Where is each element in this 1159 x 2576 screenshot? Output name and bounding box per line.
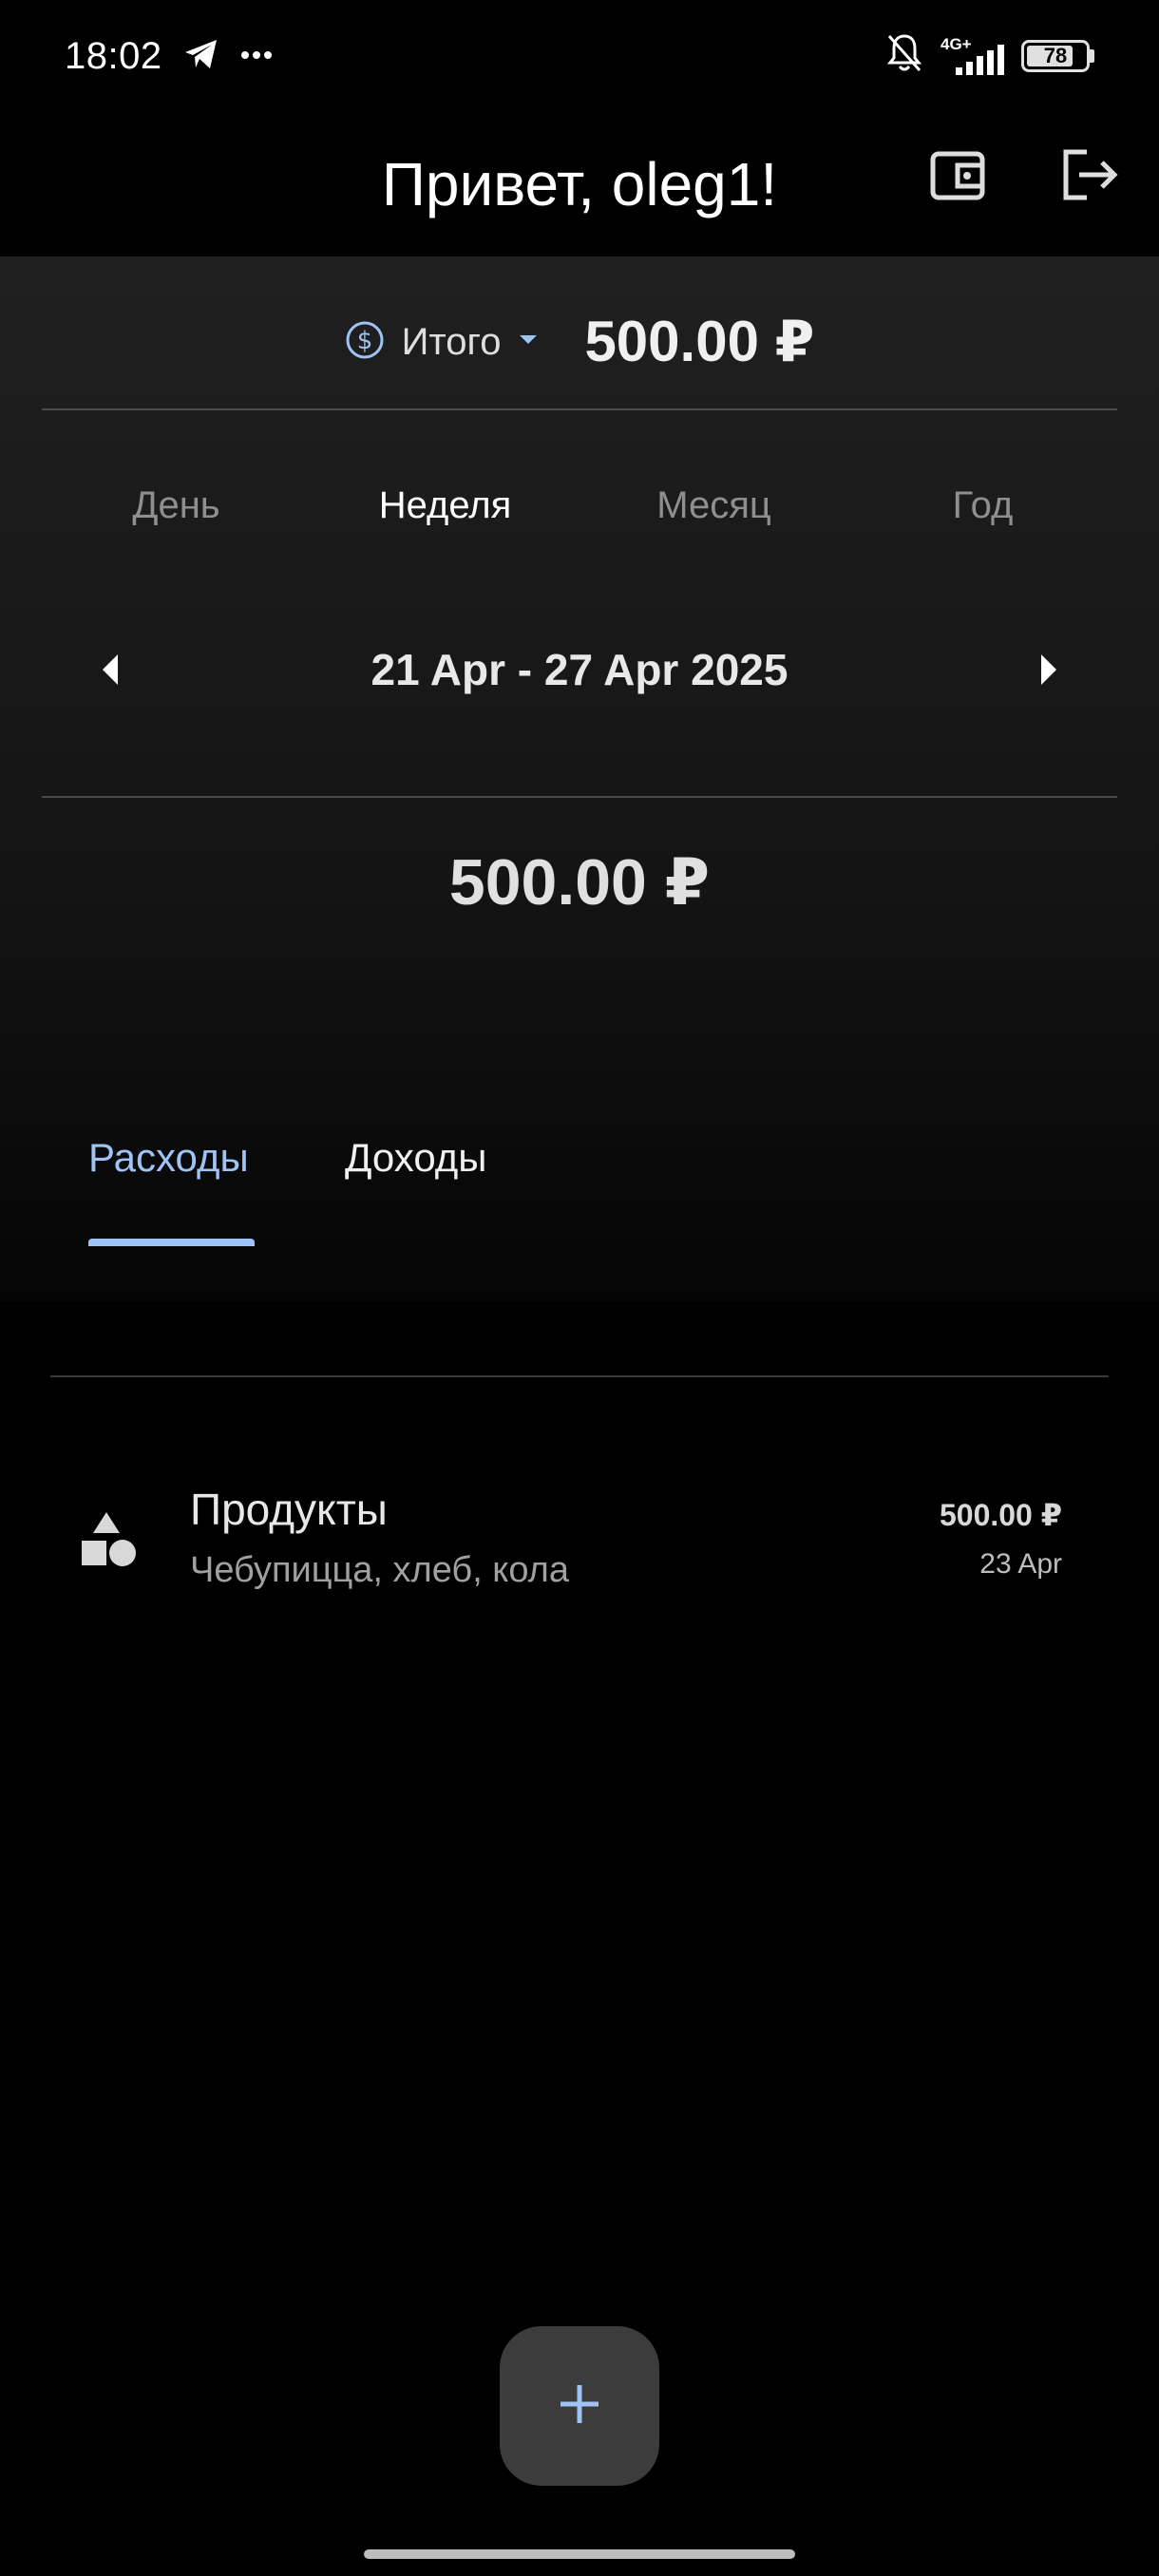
- tab-indicator: [88, 1239, 255, 1246]
- currency-icon: $: [345, 320, 385, 365]
- add-transaction-button[interactable]: [500, 2326, 659, 2486]
- transaction-amount: 500.00 ₽: [939, 1498, 1062, 1532]
- network-type: 4G+: [940, 34, 972, 53]
- period-week[interactable]: Неделя: [311, 484, 580, 527]
- status-left: 18:02: [65, 35, 273, 78]
- signal-icon: 4G+: [940, 34, 1004, 75]
- more-icon: [240, 47, 273, 65]
- account-total: 500.00 ₽: [584, 310, 815, 373]
- tab-income[interactable]: Доходы: [345, 1135, 486, 1181]
- category-shapes-icon: [80, 1510, 137, 1574]
- previous-period-arrow-icon[interactable]: [103, 654, 118, 685]
- period-day[interactable]: День: [42, 484, 311, 527]
- transaction-note: Чебупицца, хлеб, кола: [190, 1550, 569, 1590]
- logout-button[interactable]: [1053, 141, 1125, 213]
- status-bar: 18:02 4G+ 78: [0, 0, 1159, 112]
- period-total: 500.00 ₽: [448, 846, 711, 919]
- home-indicator[interactable]: [364, 2549, 795, 2559]
- transaction-category: Продукты: [190, 1485, 388, 1534]
- app-actions: [922, 141, 1125, 213]
- battery-level: 78: [1043, 43, 1068, 67]
- plus-icon: [557, 2381, 602, 2432]
- wallet-button[interactable]: [922, 141, 994, 213]
- status-right: 4G+ 78: [885, 32, 1094, 79]
- period-month[interactable]: Месяц: [580, 484, 848, 527]
- date-range-row: 21 Apr - 27 Apr 2025: [0, 632, 1159, 708]
- divider: [42, 796, 1117, 798]
- battery-icon: 78: [1021, 39, 1094, 72]
- date-range: 21 Apr - 27 Apr 2025: [370, 645, 788, 694]
- app-bar: Привет, oleg1!: [0, 112, 1159, 256]
- logout-icon: [1058, 146, 1119, 208]
- tabs-divider: [50, 1375, 1109, 1377]
- account-selector[interactable]: $ Итого 500.00 ₽: [0, 294, 1159, 389]
- tab-expenses[interactable]: Расходы: [88, 1135, 249, 1181]
- period-year[interactable]: Год: [848, 484, 1117, 527]
- account-label: Итого: [401, 320, 502, 363]
- transaction-date: 23 Apr: [979, 1548, 1062, 1580]
- svg-text:$: $: [356, 327, 372, 355]
- divider: [42, 408, 1117, 410]
- status-time: 18:02: [65, 34, 162, 77]
- wallet-icon: [927, 146, 988, 208]
- period-selector: День Неделя Месяц Год: [42, 484, 1117, 527]
- transaction-item[interactable]: Продукты Чебупицца, хлеб, кола 500.00 ₽ …: [0, 1463, 1159, 1596]
- next-period-arrow-icon[interactable]: [1041, 654, 1056, 685]
- telegram-icon: [183, 38, 219, 75]
- mute-bell-icon: [885, 32, 923, 79]
- chevron-down-icon: [518, 333, 539, 351]
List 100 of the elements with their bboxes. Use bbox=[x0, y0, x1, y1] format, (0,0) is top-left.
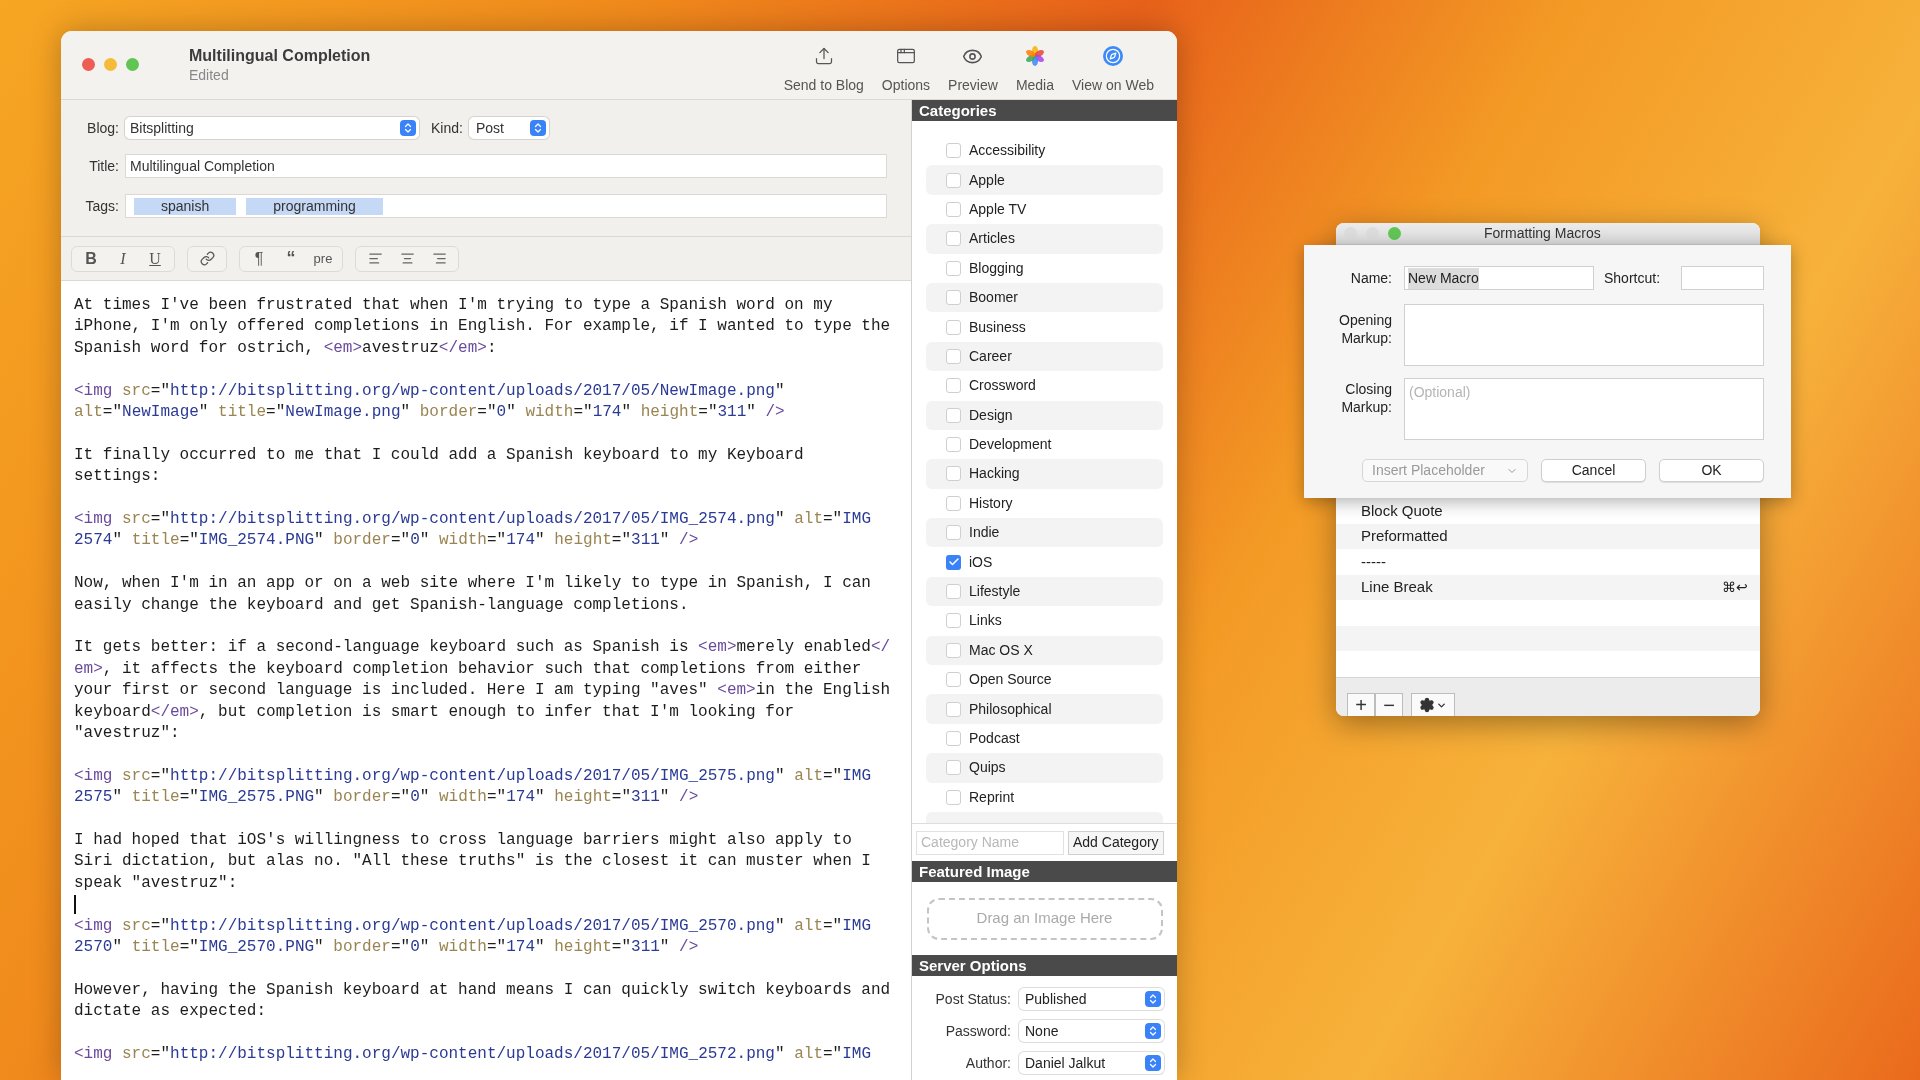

# Instruction:
Transcribe every line of the entries above word for word, leaving out the pictures.

# Full response:
Where is each element in this 1159 x 2576 screenshot? Output name and bounding box per line.
- tab-indicator: [88, 1239, 255, 1246]
- currency-icon: $: [345, 320, 385, 365]
- add-transaction-button[interactable]: [500, 2326, 659, 2486]
- transaction-amount: 500.00 ₽: [939, 1498, 1062, 1532]
- network-type: 4G+: [940, 34, 972, 53]
- period-week[interactable]: Неделя: [311, 484, 580, 527]
- status-left: 18:02: [65, 35, 273, 78]
- signal-icon: 4G+: [940, 34, 1004, 75]
- more-icon: [240, 47, 273, 65]
- account-total: 500.00 ₽: [584, 310, 815, 373]
- tab-income[interactable]: Доходы: [345, 1135, 486, 1181]
- category-shapes-icon: [80, 1510, 137, 1574]
- previous-period-arrow-icon[interactable]: [103, 654, 118, 685]
- period-day[interactable]: День: [42, 484, 311, 527]
- transaction-note: Чебупицца, хлеб, кола: [190, 1550, 569, 1590]
- logout-button[interactable]: [1053, 141, 1125, 213]
- status-bar: 18:02 4G+ 78: [0, 0, 1159, 112]
- period-total: 500.00 ₽: [448, 846, 711, 919]
- home-indicator[interactable]: [364, 2549, 795, 2559]
- transaction-category: Продукты: [190, 1485, 388, 1534]
- app-actions: [922, 141, 1125, 213]
- battery-level: 78: [1043, 43, 1068, 67]
- plus-icon: [557, 2381, 602, 2432]
- wallet-button[interactable]: [922, 141, 994, 213]
- status-right: 4G+ 78: [885, 32, 1094, 79]
- period-month[interactable]: Месяц: [580, 484, 848, 527]
- date-range-row: 21 Apr - 27 Apr 2025: [0, 632, 1159, 708]
- divider: [42, 796, 1117, 798]
- battery-icon: 78: [1021, 39, 1094, 72]
- date-range: 21 Apr - 27 Apr 2025: [370, 645, 788, 694]
- app-bar: Привет, oleg1!: [0, 112, 1159, 256]
- logout-icon: [1058, 146, 1119, 208]
- tabs-divider: [50, 1375, 1109, 1377]
- account-selector[interactable]: $ Итого 500.00 ₽: [0, 294, 1159, 389]
- tab-expenses[interactable]: Расходы: [88, 1135, 249, 1181]
- period-year[interactable]: Год: [848, 484, 1117, 527]
- account-label: Итого: [401, 320, 502, 363]
- transaction-date: 23 Apr: [979, 1548, 1062, 1580]
- svg-text:$: $: [356, 327, 372, 355]
- divider: [42, 408, 1117, 410]
- status-time: 18:02: [65, 34, 162, 77]
- wallet-icon: [927, 146, 988, 208]
- period-selector: День Неделя Месяц Год: [42, 484, 1117, 527]
- transaction-item[interactable]: Продукты Чебупицца, хлеб, кола 500.00 ₽ …: [0, 1463, 1159, 1596]
- next-period-arrow-icon[interactable]: [1041, 654, 1056, 685]
- telegram-icon: [183, 38, 219, 75]
- mute-bell-icon: [885, 32, 923, 79]
- chevron-down-icon: [518, 333, 539, 351]
List 100 of the elements with their bboxes. Use bbox=[x0, y0, x1, y1] format, (0,0) is top-left.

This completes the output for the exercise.